**YOUR OBJECTIVE**
All lines in which the word "мероприятия" occurs are to be extracted.

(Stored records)
· · · · · · ·

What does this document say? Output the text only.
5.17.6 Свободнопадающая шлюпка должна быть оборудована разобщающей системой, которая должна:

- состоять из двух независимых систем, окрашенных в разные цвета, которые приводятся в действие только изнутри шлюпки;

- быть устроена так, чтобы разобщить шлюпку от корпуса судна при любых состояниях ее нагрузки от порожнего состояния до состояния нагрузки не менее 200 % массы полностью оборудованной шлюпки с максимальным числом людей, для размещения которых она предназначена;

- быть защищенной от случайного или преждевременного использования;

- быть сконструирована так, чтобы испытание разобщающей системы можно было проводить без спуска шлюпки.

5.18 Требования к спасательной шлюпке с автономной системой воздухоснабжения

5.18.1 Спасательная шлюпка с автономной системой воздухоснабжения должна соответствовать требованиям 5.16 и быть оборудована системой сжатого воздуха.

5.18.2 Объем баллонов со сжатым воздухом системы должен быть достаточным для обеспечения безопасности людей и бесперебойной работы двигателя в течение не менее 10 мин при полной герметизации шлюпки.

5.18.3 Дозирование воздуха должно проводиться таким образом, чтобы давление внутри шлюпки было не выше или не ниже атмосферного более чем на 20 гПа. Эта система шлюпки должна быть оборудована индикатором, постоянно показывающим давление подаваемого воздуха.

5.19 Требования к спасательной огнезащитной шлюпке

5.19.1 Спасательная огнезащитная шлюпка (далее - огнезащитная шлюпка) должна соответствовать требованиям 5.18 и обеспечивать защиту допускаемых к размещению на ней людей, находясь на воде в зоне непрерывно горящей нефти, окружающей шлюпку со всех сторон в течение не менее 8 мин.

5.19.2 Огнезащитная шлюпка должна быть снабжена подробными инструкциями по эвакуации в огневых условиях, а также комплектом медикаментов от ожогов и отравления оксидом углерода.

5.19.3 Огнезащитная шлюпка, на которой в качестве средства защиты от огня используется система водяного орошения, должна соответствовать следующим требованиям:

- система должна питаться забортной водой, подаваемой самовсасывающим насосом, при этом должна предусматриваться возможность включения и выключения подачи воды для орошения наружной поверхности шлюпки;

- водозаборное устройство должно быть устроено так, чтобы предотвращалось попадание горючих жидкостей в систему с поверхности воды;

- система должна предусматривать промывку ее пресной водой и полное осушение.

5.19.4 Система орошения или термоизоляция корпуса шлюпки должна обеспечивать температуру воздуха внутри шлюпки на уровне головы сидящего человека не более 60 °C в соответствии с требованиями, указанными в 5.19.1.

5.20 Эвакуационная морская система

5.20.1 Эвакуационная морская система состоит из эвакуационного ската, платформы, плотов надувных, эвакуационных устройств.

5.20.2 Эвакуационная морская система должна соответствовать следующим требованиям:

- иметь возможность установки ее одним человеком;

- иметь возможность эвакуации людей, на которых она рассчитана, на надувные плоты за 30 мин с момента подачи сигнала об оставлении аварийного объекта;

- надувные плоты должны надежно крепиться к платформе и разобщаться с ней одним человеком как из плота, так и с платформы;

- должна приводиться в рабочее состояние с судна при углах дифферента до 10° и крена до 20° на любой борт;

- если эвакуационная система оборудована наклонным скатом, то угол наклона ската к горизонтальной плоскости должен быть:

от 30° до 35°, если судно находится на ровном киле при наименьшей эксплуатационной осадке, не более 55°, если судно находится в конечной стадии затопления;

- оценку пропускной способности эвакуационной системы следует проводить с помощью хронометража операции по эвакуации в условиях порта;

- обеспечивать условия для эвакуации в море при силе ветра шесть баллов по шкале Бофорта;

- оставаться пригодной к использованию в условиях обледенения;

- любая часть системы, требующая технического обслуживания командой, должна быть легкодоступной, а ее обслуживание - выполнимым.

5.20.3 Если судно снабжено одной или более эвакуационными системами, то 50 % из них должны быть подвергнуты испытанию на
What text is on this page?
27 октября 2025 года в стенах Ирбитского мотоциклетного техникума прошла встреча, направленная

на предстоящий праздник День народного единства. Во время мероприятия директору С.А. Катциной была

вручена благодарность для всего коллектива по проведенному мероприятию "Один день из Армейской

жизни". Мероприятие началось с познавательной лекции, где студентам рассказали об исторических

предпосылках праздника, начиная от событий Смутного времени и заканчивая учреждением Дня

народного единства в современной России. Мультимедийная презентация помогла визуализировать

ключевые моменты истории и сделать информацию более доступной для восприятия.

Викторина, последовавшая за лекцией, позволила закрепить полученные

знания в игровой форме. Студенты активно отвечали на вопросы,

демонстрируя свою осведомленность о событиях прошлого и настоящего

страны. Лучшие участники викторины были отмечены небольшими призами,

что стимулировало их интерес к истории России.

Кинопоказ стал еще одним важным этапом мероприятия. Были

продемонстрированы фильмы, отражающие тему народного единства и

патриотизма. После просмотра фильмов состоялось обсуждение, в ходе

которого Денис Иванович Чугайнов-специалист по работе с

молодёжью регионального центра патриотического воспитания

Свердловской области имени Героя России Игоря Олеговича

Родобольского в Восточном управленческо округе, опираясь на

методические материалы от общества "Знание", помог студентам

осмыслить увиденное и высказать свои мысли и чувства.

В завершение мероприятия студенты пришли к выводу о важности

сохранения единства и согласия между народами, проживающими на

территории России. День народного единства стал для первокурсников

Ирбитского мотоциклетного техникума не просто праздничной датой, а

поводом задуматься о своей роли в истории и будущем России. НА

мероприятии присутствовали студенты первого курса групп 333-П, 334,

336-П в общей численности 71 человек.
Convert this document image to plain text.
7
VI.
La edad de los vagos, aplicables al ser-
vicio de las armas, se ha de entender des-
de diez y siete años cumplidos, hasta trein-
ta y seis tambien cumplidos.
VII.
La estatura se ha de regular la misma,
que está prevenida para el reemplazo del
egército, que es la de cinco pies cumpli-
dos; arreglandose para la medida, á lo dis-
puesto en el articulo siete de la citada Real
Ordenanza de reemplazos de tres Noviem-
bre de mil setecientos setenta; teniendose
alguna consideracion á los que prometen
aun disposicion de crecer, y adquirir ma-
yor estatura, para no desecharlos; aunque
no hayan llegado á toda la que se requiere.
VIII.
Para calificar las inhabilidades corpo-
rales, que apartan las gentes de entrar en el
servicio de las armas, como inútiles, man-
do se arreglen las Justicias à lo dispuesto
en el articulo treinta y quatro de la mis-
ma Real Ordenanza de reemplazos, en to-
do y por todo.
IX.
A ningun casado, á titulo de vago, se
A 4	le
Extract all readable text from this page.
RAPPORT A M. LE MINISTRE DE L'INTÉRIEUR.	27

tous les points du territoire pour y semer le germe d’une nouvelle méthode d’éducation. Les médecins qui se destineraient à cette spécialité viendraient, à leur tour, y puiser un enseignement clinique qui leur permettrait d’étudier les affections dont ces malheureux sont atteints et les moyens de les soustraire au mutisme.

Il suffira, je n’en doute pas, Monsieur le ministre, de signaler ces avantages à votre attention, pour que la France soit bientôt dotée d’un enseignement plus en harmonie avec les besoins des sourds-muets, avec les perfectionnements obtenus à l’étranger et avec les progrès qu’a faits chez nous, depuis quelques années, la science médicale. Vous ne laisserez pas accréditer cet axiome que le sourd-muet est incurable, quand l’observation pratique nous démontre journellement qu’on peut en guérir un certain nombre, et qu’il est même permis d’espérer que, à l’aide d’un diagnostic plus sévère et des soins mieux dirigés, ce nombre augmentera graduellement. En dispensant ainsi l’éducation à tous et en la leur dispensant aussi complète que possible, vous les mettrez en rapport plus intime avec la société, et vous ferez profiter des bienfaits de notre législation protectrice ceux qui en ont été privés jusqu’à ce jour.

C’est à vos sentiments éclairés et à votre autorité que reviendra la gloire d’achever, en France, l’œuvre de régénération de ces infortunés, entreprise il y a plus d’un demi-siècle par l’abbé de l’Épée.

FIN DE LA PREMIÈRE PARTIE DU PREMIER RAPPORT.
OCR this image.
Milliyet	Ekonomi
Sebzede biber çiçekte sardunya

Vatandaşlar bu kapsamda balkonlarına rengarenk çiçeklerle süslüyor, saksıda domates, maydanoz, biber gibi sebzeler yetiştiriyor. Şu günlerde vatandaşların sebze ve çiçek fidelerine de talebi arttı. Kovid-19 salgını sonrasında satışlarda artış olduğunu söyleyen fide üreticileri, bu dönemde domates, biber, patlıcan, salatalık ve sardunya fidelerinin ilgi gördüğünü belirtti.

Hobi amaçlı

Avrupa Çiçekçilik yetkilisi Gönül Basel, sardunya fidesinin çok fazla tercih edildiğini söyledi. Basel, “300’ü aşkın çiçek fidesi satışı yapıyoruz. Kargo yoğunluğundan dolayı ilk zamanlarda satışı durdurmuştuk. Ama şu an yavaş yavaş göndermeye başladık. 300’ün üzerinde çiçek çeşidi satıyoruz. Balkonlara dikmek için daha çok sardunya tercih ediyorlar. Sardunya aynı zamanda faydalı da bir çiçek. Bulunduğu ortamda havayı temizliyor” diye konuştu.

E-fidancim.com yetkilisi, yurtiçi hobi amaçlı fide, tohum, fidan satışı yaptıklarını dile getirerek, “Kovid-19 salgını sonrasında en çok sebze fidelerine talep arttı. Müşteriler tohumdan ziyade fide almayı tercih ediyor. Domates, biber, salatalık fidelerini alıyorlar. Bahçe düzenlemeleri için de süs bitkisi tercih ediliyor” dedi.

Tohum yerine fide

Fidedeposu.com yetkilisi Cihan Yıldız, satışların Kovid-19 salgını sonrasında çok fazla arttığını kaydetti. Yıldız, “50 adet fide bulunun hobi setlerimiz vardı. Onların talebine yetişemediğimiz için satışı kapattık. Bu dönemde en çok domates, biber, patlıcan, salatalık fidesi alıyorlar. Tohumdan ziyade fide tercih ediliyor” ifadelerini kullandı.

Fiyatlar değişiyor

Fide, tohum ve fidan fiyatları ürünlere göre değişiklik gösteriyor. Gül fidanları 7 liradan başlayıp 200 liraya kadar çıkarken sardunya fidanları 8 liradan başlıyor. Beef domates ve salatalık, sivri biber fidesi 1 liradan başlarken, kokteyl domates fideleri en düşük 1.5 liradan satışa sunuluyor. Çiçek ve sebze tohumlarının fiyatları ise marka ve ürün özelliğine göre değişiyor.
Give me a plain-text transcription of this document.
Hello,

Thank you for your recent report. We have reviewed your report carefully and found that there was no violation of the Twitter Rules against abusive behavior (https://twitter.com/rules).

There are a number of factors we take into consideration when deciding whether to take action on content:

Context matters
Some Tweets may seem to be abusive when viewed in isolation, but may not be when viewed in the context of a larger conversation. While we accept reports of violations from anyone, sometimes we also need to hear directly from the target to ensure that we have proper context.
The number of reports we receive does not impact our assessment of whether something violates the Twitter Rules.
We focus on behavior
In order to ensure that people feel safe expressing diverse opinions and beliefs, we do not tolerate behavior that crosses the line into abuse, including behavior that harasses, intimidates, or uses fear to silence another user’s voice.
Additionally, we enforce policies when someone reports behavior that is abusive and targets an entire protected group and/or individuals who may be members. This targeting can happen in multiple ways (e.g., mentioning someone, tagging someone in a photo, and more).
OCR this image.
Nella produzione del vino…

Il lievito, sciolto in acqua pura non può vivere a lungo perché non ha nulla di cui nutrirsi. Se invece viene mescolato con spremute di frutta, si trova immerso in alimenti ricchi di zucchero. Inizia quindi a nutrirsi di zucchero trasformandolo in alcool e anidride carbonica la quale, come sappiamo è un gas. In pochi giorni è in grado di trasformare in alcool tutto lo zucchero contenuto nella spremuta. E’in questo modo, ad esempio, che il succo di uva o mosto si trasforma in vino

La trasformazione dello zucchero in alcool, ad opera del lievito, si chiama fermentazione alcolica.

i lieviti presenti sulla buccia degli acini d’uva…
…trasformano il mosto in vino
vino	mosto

· · · · · · ·

**SOLUTION TO THIS EXERCISE**
на предстоящий праздник День народного единства. Во время мероприятия директору С.А. Катциной была
Кинопоказ стал еще одним важным этапом мероприятия. Были
В завершение мероприятия студенты пришли к выводу о важности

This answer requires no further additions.